[Rows start]

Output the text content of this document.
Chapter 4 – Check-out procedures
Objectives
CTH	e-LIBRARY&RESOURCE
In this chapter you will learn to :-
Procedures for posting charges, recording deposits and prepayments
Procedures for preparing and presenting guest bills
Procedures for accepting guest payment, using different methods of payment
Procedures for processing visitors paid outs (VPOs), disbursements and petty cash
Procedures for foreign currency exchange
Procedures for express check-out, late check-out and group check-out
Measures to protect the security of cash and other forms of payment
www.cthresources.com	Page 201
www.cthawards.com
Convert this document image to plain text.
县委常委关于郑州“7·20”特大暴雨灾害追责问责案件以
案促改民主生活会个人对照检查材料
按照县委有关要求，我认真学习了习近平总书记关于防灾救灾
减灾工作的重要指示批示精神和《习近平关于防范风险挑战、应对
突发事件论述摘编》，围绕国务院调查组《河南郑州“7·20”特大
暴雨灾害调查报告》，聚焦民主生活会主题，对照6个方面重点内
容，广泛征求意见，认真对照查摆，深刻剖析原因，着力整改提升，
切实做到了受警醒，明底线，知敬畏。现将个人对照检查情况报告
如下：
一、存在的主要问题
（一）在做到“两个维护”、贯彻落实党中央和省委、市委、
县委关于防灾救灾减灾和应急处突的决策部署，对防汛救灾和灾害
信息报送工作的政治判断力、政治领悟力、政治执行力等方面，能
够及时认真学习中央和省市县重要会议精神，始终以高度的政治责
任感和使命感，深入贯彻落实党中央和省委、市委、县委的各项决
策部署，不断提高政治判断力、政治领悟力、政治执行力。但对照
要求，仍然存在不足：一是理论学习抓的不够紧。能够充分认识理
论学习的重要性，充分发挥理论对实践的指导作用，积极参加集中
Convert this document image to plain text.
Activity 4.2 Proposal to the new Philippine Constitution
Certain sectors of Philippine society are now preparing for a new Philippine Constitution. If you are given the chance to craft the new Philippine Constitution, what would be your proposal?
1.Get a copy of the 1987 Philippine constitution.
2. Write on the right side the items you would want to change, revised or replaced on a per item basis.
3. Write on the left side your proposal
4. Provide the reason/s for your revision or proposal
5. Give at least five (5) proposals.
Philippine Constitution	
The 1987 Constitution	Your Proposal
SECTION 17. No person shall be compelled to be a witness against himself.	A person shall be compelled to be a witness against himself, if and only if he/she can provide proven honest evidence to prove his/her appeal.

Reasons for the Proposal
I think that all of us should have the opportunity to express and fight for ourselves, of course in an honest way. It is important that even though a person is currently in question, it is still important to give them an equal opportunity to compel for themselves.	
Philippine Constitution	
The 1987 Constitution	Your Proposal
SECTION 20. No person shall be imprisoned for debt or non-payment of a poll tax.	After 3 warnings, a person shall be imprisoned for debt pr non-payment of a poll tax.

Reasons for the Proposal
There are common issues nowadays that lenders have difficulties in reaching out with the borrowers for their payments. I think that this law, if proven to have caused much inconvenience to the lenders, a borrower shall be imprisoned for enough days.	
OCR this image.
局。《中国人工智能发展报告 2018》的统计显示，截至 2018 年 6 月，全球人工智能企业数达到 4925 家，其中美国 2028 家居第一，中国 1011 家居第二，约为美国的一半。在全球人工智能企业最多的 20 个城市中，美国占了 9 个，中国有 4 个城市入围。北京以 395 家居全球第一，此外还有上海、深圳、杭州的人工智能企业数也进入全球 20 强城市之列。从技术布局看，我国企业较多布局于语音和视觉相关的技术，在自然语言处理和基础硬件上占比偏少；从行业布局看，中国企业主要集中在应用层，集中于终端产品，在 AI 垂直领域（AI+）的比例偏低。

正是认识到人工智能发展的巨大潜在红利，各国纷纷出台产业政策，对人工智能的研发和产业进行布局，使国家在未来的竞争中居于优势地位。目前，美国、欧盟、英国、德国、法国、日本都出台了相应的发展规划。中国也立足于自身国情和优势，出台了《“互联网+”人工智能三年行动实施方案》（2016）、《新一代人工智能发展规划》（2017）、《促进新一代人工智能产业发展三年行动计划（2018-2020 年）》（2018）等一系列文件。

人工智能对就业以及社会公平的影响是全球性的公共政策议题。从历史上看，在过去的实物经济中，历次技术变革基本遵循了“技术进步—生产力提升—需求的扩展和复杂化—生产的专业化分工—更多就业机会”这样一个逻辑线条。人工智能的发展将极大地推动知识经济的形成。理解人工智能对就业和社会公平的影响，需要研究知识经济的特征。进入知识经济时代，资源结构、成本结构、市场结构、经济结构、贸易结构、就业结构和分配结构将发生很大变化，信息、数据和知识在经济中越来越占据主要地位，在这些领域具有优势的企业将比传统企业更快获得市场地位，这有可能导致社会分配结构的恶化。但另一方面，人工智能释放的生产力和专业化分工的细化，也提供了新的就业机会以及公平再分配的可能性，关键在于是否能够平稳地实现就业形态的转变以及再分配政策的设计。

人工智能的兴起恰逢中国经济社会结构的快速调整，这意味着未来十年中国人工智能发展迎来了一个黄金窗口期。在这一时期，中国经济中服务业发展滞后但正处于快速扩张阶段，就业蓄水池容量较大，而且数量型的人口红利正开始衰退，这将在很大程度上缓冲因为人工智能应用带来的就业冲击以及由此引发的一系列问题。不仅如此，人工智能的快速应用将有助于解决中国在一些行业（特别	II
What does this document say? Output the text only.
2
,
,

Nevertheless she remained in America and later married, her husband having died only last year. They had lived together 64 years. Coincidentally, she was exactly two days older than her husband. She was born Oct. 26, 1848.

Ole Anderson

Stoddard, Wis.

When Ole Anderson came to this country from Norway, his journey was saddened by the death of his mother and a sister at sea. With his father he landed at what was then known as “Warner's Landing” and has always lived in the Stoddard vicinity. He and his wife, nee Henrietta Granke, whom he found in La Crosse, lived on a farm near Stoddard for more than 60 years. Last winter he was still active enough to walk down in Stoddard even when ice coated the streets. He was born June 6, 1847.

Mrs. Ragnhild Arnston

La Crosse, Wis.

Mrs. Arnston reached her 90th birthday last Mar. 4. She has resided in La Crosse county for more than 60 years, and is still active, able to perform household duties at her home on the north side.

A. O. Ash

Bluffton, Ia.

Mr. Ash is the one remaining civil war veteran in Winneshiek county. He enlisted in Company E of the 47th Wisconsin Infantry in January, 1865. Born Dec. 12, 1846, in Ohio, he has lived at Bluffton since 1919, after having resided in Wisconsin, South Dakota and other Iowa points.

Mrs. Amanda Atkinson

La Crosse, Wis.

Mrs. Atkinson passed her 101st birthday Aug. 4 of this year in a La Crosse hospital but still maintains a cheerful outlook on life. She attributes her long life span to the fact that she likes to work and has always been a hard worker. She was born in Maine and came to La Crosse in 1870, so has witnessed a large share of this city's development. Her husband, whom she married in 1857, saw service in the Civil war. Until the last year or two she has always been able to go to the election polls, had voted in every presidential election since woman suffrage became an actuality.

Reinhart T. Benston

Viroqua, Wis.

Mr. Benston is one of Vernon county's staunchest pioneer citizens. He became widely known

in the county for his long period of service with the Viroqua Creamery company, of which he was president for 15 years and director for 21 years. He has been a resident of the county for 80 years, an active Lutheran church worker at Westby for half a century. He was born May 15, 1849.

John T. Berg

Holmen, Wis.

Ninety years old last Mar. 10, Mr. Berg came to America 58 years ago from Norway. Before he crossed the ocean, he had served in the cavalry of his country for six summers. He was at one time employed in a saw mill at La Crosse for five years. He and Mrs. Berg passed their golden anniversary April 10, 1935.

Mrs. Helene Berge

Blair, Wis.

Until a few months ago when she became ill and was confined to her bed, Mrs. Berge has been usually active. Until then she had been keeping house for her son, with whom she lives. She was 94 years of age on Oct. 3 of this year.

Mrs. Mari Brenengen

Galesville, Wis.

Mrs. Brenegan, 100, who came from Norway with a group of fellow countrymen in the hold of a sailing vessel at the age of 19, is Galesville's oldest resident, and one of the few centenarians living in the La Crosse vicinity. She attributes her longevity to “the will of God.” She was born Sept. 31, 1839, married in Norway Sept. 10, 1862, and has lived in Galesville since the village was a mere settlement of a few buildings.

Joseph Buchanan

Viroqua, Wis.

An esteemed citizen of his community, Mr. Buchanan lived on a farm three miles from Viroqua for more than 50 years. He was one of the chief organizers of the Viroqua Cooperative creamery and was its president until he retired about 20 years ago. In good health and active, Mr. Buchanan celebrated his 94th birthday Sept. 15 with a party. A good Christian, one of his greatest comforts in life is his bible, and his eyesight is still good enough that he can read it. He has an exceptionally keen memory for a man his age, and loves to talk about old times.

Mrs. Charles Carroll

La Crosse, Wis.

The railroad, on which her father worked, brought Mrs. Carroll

[Rows end]

### What you need to do
Determine how many lines of the listing above include the word "Arnston", and report that number only.

### Solution to the problem
2